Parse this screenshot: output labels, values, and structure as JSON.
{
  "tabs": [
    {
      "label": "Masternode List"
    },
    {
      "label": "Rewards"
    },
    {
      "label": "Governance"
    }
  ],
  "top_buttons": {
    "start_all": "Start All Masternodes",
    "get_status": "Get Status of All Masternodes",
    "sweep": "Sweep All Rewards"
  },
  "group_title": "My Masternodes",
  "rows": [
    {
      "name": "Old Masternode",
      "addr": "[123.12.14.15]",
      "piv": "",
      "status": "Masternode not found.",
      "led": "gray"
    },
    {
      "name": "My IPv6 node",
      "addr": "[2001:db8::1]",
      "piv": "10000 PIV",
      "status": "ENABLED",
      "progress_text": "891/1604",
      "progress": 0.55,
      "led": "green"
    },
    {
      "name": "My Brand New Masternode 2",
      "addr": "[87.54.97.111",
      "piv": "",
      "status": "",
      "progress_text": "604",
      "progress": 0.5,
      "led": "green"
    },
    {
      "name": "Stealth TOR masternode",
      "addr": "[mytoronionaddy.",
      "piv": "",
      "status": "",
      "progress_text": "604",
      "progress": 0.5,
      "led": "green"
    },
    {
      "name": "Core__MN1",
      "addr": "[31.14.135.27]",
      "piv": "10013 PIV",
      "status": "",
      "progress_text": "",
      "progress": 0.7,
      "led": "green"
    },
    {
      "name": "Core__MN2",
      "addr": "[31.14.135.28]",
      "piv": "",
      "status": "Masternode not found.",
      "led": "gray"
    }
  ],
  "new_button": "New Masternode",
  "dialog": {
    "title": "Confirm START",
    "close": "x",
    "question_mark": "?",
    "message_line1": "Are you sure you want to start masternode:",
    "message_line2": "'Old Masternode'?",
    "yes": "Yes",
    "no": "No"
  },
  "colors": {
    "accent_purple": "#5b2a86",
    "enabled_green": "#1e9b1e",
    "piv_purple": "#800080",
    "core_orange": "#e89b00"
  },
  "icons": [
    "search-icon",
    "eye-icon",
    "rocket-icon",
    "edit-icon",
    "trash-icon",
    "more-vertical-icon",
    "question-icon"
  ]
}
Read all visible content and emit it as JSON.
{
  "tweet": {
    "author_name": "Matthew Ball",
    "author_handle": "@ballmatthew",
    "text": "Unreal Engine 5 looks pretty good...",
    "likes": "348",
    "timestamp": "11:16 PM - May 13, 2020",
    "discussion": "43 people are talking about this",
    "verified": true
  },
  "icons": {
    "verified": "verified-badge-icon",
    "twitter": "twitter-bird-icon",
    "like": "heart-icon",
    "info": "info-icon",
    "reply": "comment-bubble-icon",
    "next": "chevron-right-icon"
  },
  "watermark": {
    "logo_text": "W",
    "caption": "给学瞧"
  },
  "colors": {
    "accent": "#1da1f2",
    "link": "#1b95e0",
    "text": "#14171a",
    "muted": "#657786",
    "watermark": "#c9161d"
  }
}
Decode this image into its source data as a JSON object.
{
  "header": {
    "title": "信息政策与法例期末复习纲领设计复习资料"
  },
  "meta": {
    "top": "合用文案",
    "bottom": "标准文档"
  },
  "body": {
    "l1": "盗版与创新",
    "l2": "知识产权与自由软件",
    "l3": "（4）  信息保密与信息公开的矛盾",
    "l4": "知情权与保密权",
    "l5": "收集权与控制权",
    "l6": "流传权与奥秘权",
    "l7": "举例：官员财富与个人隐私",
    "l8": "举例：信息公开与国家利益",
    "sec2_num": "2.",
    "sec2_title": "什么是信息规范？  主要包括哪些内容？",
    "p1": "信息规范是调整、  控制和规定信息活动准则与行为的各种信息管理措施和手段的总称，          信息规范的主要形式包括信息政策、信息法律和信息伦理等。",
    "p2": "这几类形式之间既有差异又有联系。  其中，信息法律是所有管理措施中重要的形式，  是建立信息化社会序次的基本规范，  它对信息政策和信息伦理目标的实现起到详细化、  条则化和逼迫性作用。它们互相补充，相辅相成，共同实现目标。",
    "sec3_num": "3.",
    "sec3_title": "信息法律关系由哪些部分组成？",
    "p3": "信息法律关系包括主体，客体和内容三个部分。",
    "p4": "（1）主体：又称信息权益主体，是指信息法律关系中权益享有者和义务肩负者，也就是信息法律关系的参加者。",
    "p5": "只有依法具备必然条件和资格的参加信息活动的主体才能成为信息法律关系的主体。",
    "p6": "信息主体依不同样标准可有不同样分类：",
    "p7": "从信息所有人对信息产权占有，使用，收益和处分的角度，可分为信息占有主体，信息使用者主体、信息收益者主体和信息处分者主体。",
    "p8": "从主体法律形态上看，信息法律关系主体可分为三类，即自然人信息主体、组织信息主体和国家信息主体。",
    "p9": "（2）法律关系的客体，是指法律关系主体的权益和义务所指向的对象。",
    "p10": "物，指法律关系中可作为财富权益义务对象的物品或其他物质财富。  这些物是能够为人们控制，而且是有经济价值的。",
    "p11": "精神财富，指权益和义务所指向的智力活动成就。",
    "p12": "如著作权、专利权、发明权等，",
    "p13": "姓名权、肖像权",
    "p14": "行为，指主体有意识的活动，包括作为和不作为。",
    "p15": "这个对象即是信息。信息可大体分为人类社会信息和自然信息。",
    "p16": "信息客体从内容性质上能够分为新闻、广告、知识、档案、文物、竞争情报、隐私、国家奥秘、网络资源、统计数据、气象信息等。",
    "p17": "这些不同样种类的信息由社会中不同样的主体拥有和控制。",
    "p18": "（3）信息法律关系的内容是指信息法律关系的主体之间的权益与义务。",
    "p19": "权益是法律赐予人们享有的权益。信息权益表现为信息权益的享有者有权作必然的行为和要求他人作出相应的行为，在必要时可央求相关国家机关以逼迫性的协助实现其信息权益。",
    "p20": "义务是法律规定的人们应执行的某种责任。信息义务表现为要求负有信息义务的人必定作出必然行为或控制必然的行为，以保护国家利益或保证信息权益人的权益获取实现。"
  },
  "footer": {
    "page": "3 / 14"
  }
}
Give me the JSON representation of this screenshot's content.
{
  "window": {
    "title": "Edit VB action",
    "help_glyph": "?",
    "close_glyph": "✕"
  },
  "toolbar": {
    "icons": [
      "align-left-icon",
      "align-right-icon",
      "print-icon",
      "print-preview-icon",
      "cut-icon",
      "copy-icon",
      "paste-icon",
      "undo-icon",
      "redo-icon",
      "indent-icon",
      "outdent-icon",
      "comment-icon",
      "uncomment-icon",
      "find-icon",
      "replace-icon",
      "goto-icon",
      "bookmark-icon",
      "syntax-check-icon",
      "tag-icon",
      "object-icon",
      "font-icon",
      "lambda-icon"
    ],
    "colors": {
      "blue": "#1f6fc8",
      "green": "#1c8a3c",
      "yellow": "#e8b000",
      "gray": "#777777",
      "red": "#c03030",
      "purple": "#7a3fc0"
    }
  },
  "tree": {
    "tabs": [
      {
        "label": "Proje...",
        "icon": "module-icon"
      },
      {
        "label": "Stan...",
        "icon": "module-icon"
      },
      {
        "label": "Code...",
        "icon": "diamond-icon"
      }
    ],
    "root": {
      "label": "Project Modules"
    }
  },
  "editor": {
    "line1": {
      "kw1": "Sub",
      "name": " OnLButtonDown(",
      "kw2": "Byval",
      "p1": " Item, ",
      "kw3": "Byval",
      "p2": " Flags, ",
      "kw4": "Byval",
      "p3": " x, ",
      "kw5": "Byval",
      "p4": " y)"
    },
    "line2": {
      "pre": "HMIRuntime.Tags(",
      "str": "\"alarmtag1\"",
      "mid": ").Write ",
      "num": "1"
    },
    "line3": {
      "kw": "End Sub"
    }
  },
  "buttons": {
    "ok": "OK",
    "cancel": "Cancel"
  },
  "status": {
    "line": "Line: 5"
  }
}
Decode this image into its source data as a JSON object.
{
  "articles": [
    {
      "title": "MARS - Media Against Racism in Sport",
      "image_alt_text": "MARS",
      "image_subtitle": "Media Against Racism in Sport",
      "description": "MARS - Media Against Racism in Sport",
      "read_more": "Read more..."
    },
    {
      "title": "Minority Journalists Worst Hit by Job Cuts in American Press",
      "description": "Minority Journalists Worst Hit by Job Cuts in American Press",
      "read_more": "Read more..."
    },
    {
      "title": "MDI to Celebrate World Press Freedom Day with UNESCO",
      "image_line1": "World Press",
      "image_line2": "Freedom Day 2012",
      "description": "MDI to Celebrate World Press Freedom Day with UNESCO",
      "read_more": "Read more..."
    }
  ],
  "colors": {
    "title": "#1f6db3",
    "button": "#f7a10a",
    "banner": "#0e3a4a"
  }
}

☆ ☆ ☆ ☆ ☆ ☆ ☆

- **Aim of the task**:
Search the entries for the word "Cuts" and pick out every line that holds it.

- **Final answer**:
      "title": "Minority Journalists Worst Hit by Job Cuts in American Press",
      "description": "Minority Journalists Worst Hit by Job Cuts in American Press",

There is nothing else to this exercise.